Start of MATERIAL FOR THIS EXERCISE
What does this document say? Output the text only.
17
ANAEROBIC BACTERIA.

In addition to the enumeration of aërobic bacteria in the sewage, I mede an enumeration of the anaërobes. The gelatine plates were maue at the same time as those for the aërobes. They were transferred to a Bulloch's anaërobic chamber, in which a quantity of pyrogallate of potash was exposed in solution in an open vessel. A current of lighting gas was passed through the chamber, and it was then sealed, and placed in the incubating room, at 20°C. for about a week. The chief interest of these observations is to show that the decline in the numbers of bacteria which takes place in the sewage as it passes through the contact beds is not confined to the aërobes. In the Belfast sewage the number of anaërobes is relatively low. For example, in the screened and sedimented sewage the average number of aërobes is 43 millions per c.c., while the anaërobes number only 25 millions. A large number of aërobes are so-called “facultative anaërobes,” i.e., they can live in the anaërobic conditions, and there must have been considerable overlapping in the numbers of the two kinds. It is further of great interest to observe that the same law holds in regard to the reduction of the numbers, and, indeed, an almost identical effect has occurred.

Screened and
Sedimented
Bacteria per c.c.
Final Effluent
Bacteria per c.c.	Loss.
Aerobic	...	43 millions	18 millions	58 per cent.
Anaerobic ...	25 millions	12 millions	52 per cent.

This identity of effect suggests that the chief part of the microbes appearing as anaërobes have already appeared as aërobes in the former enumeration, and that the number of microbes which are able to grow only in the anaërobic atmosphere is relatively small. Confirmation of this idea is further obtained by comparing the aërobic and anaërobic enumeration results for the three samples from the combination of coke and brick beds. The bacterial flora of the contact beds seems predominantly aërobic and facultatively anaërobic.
End of MATERIAL FOR THIS EXERCISE
Start of MATERIAL FOR THIS EXERCISE
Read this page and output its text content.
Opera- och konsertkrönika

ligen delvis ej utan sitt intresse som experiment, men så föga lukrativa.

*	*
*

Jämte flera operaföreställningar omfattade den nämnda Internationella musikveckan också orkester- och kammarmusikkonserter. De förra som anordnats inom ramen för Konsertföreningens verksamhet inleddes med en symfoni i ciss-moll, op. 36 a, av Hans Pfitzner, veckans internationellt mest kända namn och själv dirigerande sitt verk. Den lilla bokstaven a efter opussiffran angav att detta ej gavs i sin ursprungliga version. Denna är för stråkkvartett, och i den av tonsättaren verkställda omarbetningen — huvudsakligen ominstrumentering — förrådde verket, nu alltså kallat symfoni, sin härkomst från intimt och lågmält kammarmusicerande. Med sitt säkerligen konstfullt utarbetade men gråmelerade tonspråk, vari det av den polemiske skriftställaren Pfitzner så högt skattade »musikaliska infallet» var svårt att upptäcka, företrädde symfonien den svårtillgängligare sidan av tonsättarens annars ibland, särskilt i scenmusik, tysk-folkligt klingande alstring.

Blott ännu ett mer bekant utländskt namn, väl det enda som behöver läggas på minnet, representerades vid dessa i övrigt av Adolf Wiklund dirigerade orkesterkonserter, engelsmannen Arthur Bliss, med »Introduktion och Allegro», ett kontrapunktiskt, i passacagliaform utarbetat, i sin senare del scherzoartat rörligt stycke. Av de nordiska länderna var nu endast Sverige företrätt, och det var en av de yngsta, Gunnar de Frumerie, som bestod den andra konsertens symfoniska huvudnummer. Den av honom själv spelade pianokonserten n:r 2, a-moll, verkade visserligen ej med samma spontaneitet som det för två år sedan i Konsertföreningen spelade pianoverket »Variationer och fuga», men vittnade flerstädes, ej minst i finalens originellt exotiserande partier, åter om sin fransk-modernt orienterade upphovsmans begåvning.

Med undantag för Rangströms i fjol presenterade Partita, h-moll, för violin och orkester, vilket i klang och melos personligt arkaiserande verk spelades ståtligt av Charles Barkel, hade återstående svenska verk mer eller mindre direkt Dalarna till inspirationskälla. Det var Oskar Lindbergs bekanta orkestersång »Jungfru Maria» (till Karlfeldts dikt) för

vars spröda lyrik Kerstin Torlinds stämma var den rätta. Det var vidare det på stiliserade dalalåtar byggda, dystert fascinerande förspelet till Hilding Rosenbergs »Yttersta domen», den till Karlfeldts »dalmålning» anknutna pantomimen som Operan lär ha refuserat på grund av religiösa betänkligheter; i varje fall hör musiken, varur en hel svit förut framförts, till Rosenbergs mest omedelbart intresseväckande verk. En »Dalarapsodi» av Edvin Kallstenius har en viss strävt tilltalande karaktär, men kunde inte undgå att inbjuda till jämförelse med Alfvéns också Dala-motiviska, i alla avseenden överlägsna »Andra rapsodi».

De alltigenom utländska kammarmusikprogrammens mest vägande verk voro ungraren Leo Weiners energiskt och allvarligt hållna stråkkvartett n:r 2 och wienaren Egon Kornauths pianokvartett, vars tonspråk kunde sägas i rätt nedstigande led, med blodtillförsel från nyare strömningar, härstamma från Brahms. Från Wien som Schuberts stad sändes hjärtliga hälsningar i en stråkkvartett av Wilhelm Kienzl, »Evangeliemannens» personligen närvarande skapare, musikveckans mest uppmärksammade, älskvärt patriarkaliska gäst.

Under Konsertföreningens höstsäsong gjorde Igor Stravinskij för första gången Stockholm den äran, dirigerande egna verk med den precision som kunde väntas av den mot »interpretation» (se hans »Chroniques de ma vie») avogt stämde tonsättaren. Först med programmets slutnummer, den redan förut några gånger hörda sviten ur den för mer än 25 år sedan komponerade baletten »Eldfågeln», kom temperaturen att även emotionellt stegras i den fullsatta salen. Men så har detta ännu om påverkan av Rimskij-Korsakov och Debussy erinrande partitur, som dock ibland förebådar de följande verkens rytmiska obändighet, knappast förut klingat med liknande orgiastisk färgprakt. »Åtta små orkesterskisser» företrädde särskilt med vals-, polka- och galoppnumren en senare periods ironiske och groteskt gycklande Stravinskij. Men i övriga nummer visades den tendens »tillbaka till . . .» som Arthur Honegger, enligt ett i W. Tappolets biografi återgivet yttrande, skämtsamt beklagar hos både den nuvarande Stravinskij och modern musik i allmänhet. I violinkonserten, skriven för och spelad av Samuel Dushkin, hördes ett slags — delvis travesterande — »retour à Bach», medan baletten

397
End of MATERIAL FOR THIS EXERCISE
Start of MATERIAL FOR THIS EXERCISE
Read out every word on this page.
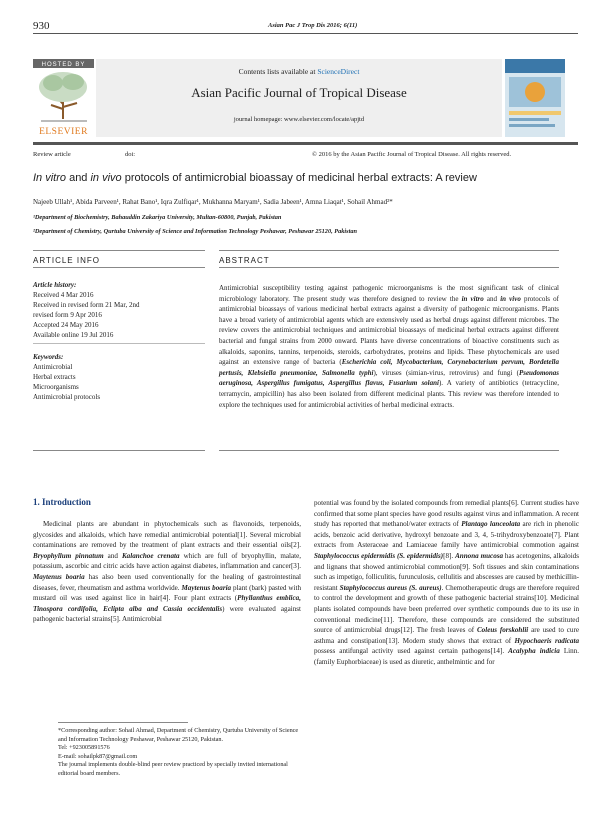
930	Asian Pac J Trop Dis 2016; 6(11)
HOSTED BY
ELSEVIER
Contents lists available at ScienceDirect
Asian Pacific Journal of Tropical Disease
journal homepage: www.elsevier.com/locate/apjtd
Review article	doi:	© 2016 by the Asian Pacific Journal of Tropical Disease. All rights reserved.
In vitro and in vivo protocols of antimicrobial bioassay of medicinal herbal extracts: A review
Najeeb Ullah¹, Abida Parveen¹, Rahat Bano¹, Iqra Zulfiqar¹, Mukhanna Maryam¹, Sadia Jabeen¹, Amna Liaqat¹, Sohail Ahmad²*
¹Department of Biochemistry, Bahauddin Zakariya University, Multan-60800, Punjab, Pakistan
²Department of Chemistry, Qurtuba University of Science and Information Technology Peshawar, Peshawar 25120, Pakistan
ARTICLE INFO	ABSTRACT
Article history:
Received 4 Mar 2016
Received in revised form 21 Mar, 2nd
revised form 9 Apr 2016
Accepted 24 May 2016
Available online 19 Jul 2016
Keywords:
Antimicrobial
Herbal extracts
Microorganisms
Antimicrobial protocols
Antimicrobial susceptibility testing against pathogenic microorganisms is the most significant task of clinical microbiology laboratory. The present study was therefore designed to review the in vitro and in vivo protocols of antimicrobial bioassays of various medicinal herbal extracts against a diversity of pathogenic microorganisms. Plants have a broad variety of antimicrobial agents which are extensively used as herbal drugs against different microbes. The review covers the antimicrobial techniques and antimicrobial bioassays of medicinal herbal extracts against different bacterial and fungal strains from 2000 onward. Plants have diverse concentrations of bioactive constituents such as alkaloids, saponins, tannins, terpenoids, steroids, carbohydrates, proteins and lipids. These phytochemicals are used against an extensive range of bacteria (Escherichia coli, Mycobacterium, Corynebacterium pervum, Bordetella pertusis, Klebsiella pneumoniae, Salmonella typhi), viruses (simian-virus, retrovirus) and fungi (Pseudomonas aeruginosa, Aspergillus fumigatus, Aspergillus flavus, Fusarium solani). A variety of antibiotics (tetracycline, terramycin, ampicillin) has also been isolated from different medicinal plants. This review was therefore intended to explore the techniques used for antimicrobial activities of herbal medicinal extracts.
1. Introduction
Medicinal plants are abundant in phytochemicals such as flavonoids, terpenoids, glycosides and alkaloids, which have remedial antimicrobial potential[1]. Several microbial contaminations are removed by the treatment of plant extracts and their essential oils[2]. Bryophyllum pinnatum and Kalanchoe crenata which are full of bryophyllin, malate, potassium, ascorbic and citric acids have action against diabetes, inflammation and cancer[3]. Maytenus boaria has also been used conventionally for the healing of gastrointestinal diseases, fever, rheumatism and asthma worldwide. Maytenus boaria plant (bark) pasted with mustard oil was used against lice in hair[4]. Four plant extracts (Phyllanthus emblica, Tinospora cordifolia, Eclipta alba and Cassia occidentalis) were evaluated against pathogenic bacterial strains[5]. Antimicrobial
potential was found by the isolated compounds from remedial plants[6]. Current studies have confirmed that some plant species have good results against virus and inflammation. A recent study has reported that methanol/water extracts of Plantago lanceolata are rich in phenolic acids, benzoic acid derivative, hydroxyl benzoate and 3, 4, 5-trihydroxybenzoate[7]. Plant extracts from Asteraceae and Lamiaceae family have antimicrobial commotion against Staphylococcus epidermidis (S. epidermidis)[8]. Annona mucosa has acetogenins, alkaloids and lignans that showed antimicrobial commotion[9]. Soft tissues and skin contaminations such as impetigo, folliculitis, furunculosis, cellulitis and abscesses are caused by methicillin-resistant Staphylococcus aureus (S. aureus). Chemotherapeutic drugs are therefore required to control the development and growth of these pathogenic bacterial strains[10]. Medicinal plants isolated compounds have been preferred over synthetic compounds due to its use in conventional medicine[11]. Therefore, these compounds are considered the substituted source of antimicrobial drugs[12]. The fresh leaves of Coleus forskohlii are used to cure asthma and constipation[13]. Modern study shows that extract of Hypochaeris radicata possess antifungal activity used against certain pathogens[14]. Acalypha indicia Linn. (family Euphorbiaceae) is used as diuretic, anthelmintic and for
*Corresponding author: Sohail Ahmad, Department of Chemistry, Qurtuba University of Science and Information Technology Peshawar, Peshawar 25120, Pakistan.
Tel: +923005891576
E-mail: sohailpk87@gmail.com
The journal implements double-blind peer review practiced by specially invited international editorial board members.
End of MATERIAL FOR THIS EXERCISE
● **WHAT IS REQUIRED**: What this exercise asks for is every line of the data above with the word "stråkkvartett".

● **RESULT**:
Jämte flera operaföreställningar omfattade den nämnda Internationella musikveckan också orkester- och kammarmusikkonserter. De förra som anordnats inom ramen för Konsertföreningens verksamhet inleddes med en symfoni i ciss-moll, op. 36 a, av Hans Pfitzner, veckans internationellt mest kända namn och själv dirigerande sitt verk. Den lilla bokstaven a efter opussiffran angav att detta ej gavs i sin ursprungliga version. Denna är för stråkkvartett, och i den av tonsättaren verkställda omarbetningen — huvudsakligen ominstrumentering — förrådde verket, nu alltså kallat symfoni, sin härkomst från intimt och lågmält kammarmusicerande. Med sitt säkerligen konstfullt utarbetade men gråmelerade tonspråk, vari det av den polemiske skriftställaren Pfitzner så högt skattade »musikaliska infallet» var svårt att upptäcka, företrädde symfonien den svårtillgängligare sidan av tonsättarens annars ibland, särskilt i scenmusik, tysk-folkligt klingande alstring.
De alltigenom utländska kammarmusikprogrammens mest vägande verk voro ungraren Leo Weiners energiskt och allvarligt hållna stråkkvartett n:r 2 och wienaren Egon Kornauths pianokvartett, vars tonspråk kunde sägas i rätt nedstigande led, med blodtillförsel från nyare strömningar, härstamma från Brahms. Från Wien som Schuberts stad sändes hjärtliga hälsningar i en stråkkvartett av Wilhelm Kienzl, »Evangeliemannens» personligen närvarande skapare, musikveckans mest uppmärksammade, älskvärt patriarkaliska gäst.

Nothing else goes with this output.